• **Collection entries**:
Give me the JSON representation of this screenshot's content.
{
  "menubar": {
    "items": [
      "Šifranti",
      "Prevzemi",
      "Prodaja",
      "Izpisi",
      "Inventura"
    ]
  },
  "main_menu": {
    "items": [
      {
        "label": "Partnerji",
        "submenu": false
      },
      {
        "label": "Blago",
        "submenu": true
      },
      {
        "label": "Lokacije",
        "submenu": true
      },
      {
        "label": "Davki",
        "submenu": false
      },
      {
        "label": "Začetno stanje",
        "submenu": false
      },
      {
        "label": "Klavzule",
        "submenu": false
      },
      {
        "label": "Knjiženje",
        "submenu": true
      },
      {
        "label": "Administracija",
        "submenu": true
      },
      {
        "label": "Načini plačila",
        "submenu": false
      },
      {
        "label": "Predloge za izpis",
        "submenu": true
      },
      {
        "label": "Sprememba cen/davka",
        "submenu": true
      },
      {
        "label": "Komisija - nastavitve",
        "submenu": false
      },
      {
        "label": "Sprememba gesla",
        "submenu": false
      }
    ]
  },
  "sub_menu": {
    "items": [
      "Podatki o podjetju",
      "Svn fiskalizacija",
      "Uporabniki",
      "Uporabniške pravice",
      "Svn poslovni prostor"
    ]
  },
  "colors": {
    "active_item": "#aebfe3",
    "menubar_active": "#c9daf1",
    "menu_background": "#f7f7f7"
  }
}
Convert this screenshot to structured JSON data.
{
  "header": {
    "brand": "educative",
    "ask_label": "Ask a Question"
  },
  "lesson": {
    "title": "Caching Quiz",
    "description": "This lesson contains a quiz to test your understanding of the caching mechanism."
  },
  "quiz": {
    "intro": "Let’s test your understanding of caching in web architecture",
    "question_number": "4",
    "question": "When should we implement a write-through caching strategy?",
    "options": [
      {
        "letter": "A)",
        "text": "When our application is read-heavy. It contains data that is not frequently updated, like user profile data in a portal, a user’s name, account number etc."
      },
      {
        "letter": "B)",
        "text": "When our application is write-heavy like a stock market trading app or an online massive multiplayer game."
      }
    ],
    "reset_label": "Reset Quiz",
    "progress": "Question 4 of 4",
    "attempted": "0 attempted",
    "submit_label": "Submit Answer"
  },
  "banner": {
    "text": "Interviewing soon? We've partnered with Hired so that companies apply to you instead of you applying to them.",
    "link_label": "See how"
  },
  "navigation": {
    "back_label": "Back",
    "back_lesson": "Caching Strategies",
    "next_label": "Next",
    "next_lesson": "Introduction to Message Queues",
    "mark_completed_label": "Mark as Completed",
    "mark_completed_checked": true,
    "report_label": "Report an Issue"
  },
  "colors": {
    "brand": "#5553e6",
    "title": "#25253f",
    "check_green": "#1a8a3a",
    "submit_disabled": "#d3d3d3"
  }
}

• **EXERCISE BRIEF**:
Would you give the material above again, complete and exact?

• **WRITTEN REPLY**:
Give me the JSON representation of this screenshot's content.
{
  "menubar": {
    "items": [
      "Šifranti",
      "Prevzemi",
      "Prodaja",
      "Izpisi",
      "Inventura"
    ]
  },
  "main_menu": {
    "items": [
      {
        "label": "Partnerji",
        "submenu": false
      },
      {
        "label": "Blago",
        "submenu": true
      },
      {
        "label": "Lokacije",
        "submenu": true
      },
      {
        "label": "Davki",
        "submenu": false
      },
      {
        "label": "Začetno stanje",
        "submenu": false
      },
      {
        "label": "Klavzule",
        "submenu": false
      },
      {
        "label": "Knjiženje",
        "submenu": true
      },
      {
        "label": "Administracija",
        "submenu": true
      },
      {
        "label": "Načini plačila",
        "submenu": false
      },
      {
        "label": "Predloge za izpis",
        "submenu": true
      },
      {
        "label": "Sprememba cen/davka",
        "submenu": true
      },
      {
        "label": "Komisija - nastavitve",
        "submenu": false
      },
      {
        "label": "Sprememba gesla",
        "submenu": false
      }
    ]
  },
  "sub_menu": {
    "items": [
      "Podatki o podjetju",
      "Svn fiskalizacija",
      "Uporabniki",
      "Uporabniške pravice",
      "Svn poslovni prostor"
    ]
  },
  "colors": {
    "active_item": "#aebfe3",
    "menubar_active": "#c9daf1",
    "menu_background": "#f7f7f7"
  }
}
Convert this screenshot to structured JSON data.
{
  "header": {
    "brand": "educative",
    "ask_label": "Ask a Question"
  },
  "lesson": {
    "title": "Caching Quiz",
    "description": "This lesson contains a quiz to test your understanding of the caching mechanism."
  },
  "quiz": {
    "intro": "Let’s test your understanding of caching in web architecture",
    "question_number": "4",
    "question": "When should we implement a write-through caching strategy?",
    "options": [
      {
        "letter": "A)",
        "text": "When our application is read-heavy. It contains data that is not frequently updated, like user profile data in a portal, a user’s name, account number etc."
      },
      {
        "letter": "B)",
        "text": "When our application is write-heavy like a stock market trading app or an online massive multiplayer game."
      }
    ],
    "reset_label": "Reset Quiz",
    "progress": "Question 4 of 4",
    "attempted": "0 attempted",
    "submit_label": "Submit Answer"
  },
  "banner": {
    "text": "Interviewing soon? We've partnered with Hired so that companies apply to you instead of you applying to them.",
    "link_label": "See how"
  },
  "navigation": {
    "back_label": "Back",
    "back_lesson": "Caching Strategies",
    "next_label": "Next",
    "next_lesson": "Introduction to Message Queues",
    "mark_completed_label": "Mark as Completed",
    "mark_completed_checked": true,
    "report_label": "Report an Issue"
  },
  "colors": {
    "brand": "#5553e6",
    "title": "#25253f",
    "check_green": "#1a8a3a",
    "submit_disabled": "#d3d3d3"
  }
}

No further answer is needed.